··· DATA SUPPLIED

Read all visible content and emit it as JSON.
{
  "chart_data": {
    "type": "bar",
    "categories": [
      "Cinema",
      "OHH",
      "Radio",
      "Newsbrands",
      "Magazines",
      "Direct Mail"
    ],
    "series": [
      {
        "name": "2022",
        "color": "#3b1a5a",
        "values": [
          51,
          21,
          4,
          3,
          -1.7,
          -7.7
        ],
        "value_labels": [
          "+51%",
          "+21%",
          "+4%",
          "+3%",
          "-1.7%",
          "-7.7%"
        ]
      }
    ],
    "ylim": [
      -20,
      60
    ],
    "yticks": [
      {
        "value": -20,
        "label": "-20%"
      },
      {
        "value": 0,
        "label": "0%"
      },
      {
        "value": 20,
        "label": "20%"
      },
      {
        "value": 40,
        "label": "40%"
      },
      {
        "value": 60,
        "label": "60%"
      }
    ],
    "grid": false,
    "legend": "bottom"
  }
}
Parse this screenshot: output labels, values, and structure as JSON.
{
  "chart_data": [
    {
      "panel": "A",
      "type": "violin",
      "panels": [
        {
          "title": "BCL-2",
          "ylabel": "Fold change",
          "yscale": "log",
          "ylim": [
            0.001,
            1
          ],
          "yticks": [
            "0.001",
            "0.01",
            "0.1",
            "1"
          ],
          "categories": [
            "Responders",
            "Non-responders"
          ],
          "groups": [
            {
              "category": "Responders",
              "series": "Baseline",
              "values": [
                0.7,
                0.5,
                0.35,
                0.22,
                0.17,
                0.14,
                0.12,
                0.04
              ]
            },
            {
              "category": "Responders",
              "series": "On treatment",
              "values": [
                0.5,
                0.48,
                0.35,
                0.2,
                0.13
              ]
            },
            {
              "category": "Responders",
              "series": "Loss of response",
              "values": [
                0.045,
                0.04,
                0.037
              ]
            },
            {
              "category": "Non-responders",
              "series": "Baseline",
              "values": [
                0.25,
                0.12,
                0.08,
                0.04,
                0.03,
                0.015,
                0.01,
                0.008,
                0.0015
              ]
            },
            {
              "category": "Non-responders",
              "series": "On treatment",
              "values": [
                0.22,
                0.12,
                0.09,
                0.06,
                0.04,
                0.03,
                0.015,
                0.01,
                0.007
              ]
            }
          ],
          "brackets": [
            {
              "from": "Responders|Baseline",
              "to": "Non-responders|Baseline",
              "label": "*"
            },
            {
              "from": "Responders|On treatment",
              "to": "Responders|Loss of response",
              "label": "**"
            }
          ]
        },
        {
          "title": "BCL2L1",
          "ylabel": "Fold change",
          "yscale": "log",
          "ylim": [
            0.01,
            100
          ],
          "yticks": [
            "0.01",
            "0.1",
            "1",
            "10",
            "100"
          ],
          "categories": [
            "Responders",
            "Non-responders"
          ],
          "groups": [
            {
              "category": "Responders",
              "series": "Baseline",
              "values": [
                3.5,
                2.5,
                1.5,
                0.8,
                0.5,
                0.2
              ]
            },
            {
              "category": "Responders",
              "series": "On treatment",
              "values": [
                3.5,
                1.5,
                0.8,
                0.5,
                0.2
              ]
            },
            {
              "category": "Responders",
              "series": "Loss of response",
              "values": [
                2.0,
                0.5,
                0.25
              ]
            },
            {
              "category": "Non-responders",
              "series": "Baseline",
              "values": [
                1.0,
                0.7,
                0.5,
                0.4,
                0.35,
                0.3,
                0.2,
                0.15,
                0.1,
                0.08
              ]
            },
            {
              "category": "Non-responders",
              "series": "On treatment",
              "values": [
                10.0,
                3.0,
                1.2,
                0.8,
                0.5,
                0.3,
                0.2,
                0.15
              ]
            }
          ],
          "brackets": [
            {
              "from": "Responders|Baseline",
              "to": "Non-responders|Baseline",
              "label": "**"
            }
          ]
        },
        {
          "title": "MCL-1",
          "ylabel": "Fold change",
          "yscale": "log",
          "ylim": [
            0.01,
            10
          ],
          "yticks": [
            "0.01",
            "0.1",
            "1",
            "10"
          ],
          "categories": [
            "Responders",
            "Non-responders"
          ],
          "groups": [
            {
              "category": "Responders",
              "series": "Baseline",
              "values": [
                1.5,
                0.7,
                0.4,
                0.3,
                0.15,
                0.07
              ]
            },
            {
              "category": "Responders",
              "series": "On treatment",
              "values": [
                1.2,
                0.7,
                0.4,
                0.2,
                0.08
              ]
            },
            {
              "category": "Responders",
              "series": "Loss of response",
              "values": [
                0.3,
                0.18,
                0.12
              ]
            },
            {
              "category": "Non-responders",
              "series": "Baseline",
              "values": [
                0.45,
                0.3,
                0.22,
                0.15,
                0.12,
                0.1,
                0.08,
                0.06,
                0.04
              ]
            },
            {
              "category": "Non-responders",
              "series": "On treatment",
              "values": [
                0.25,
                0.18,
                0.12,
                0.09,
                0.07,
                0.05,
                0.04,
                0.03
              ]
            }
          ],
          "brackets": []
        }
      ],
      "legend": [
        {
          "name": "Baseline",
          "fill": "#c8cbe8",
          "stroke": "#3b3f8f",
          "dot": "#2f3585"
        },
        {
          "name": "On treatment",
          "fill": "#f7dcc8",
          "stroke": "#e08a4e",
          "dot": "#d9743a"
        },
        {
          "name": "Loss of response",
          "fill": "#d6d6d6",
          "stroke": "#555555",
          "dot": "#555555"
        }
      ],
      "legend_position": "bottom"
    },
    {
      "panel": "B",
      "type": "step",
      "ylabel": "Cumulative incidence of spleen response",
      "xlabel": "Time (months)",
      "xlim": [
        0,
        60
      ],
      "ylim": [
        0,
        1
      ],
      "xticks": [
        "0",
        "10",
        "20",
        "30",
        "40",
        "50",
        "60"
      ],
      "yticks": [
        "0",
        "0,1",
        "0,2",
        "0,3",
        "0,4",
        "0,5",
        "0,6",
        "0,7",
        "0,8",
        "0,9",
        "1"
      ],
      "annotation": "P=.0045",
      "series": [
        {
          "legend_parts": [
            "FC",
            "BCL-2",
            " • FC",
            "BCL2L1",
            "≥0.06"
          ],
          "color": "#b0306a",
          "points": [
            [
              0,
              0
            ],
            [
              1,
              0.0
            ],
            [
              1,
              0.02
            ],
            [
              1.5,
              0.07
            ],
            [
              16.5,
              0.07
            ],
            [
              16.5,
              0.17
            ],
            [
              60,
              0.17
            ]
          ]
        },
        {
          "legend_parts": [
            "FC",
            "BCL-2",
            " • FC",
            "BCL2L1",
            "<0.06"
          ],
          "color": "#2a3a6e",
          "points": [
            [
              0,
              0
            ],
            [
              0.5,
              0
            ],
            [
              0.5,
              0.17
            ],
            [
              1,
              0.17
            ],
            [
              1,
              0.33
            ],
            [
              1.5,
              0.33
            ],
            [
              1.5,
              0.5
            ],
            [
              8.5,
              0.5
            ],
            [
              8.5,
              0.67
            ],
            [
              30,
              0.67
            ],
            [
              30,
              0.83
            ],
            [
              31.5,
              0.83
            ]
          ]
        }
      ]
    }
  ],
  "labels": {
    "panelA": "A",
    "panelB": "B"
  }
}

······

**DIRECTION:** Copy out all of the lines above exactly.

**WRITTEN SOLUTION:**
Read all visible content and emit it as JSON.
{
  "chart_data": {
    "type": "bar",
    "categories": [
      "Cinema",
      "OHH",
      "Radio",
      "Newsbrands",
      "Magazines",
      "Direct Mail"
    ],
    "series": [
      {
        "name": "2022",
        "color": "#3b1a5a",
        "values": [
          51,
          21,
          4,
          3,
          -1.7,
          -7.7
        ],
        "value_labels": [
          "+51%",
          "+21%",
          "+4%",
          "+3%",
          "-1.7%",
          "-7.7%"
        ]
      }
    ],
    "ylim": [
      -20,
      60
    ],
    "yticks": [
      {
        "value": -20,
        "label": "-20%"
      },
      {
        "value": 0,
        "label": "0%"
      },
      {
        "value": 20,
        "label": "20%"
      },
      {
        "value": 40,
        "label": "40%"
      },
      {
        "value": 60,
        "label": "60%"
      }
    ],
    "grid": false,
    "legend": "bottom"
  }
}
Parse this screenshot: output labels, values, and structure as JSON.
{
  "chart_data": [
    {
      "panel": "A",
      "type": "violin",
      "panels": [
        {
          "title": "BCL-2",
          "ylabel": "Fold change",
          "yscale": "log",
          "ylim": [
            0.001,
            1
          ],
          "yticks": [
            "0.001",
            "0.01",
            "0.1",
            "1"
          ],
          "categories": [
            "Responders",
            "Non-responders"
          ],
          "groups": [
            {
              "category": "Responders",
              "series": "Baseline",
              "values": [
                0.7,
                0.5,
                0.35,
                0.22,
                0.17,
                0.14,
                0.12,
                0.04
              ]
            },
            {
              "category": "Responders",
              "series": "On treatment",
              "values": [
                0.5,
                0.48,
                0.35,
                0.2,
                0.13
              ]
            },
            {
              "category": "Responders",
              "series": "Loss of response",
              "values": [
                0.045,
                0.04,
                0.037
              ]
            },
            {
              "category": "Non-responders",
              "series": "Baseline",
              "values": [
                0.25,
                0.12,
                0.08,
                0.04,
                0.03,
                0.015,
                0.01,
                0.008,
                0.0015
              ]
            },
            {
              "category": "Non-responders",
              "series": "On treatment",
              "values": [
                0.22,
                0.12,
                0.09,
                0.06,
                0.04,
                0.03,
                0.015,
                0.01,
                0.007
              ]
            }
          ],
          "brackets": [
            {
              "from": "Responders|Baseline",
              "to": "Non-responders|Baseline",
              "label": "*"
            },
            {
              "from": "Responders|On treatment",
              "to": "Responders|Loss of response",
              "label": "**"
            }
          ]
        },
        {
          "title": "BCL2L1",
          "ylabel": "Fold change",
          "yscale": "log",
          "ylim": [
            0.01,
            100
          ],
          "yticks": [
            "0.01",
            "0.1",
            "1",
            "10",
            "100"
          ],
          "categories": [
            "Responders",
            "Non-responders"
          ],
          "groups": [
            {
              "category": "Responders",
              "series": "Baseline",
              "values": [
                3.5,
                2.5,
                1.5,
                0.8,
                0.5,
                0.2
              ]
            },
            {
              "category": "Responders",
              "series": "On treatment",
              "values": [
                3.5,
                1.5,
                0.8,
                0.5,
                0.2
              ]
            },
            {
              "category": "Responders",
              "series": "Loss of response",
              "values": [
                2.0,
                0.5,
                0.25
              ]
            },
            {
              "category": "Non-responders",
              "series": "Baseline",
              "values": [
                1.0,
                0.7,
                0.5,
                0.4,
                0.35,
                0.3,
                0.2,
                0.15,
                0.1,
                0.08
              ]
            },
            {
              "category": "Non-responders",
              "series": "On treatment",
              "values": [
                10.0,
                3.0,
                1.2,
                0.8,
                0.5,
                0.3,
                0.2,
                0.15
              ]
            }
          ],
          "brackets": [
            {
              "from": "Responders|Baseline",
              "to": "Non-responders|Baseline",
              "label": "**"
            }
          ]
        },
        {
          "title": "MCL-1",
          "ylabel": "Fold change",
          "yscale": "log",
          "ylim": [
            0.01,
            10
          ],
          "yticks": [
            "0.01",
            "0.1",
            "1",
            "10"
          ],
          "categories": [
            "Responders",
            "Non-responders"
          ],
          "groups": [
            {
              "category": "Responders",
              "series": "Baseline",
              "values": [
                1.5,
                0.7,
                0.4,
                0.3,
                0.15,
                0.07
              ]
            },
            {
              "category": "Responders",
              "series": "On treatment",
              "values": [
                1.2,
                0.7,
                0.4,
                0.2,
                0.08
              ]
            },
            {
              "category": "Responders",
              "series": "Loss of response",
              "values": [
                0.3,
                0.18,
                0.12
              ]
            },
            {
              "category": "Non-responders",
              "series": "Baseline",
              "values": [
                0.45,
                0.3,
                0.22,
                0.15,
                0.12,
                0.1,
                0.08,
                0.06,
                0.04
              ]
            },
            {
              "category": "Non-responders",
              "series": "On treatment",
              "values": [
                0.25,
                0.18,
                0.12,
                0.09,
                0.07,
                0.05,
                0.04,
                0.03
              ]
            }
          ],
          "brackets": []
        }
      ],
      "legend": [
        {
          "name": "Baseline",
          "fill": "#c8cbe8",
          "stroke": "#3b3f8f",
          "dot": "#2f3585"
        },
        {
          "name": "On treatment",
          "fill": "#f7dcc8",
          "stroke": "#e08a4e",
          "dot": "#d9743a"
        },
        {
          "name": "Loss of response",
          "fill": "#d6d6d6",
          "stroke": "#555555",
          "dot": "#555555"
        }
      ],
      "legend_position": "bottom"
    },
    {
      "panel": "B",
      "type": "step",
      "ylabel": "Cumulative incidence of spleen response",
      "xlabel": "Time (months)",
      "xlim": [
        0,
        60
      ],
      "ylim": [
        0,
        1
      ],
      "xticks": [
        "0",
        "10",
        "20",
        "30",
        "40",
        "50",
        "60"
      ],
      "yticks": [
        "0",
        "0,1",
        "0,2",
        "0,3",
        "0,4",
        "0,5",
        "0,6",
        "0,7",
        "0,8",
        "0,9",
        "1"
      ],
      "annotation": "P=.0045",
      "series": [
        {
          "legend_parts": [
            "FC",
            "BCL-2",
            " • FC",
            "BCL2L1",
            "≥0.06"
          ],
          "color": "#b0306a",
          "points": [
            [
              0,
              0
            ],
            [
              1,
              0.0
            ],
            [
              1,
              0.02
            ],
            [
              1.5,
              0.07
            ],
            [
              16.5,
              0.07
            ],
            [
              16.5,
              0.17
            ],
            [
              60,
              0.17
            ]
          ]
        },
        {
          "legend_parts": [
            "FC",
            "BCL-2",
            " • FC",
            "BCL2L1",
            "<0.06"
          ],
          "color": "#2a3a6e",
          "points": [
            [
              0,
              0
            ],
            [
              0.5,
              0
            ],
            [
              0.5,
              0.17
            ],
            [
              1,
              0.17
            ],
            [
              1,
              0.33
            ],
            [
              1.5,
              0.33
            ],
            [
              1.5,
              0.5
            ],
            [
              8.5,
              0.5
            ],
            [
              8.5,
              0.67
            ],
            [
              30,
              0.67
            ],
            [
              30,
              0.83
            ],
            [
              31.5,
              0.83
            ]
          ]
        }
      ]
    }
  ],
  "labels": {
    "panelA": "A",
    "panelB": "B"
  }
}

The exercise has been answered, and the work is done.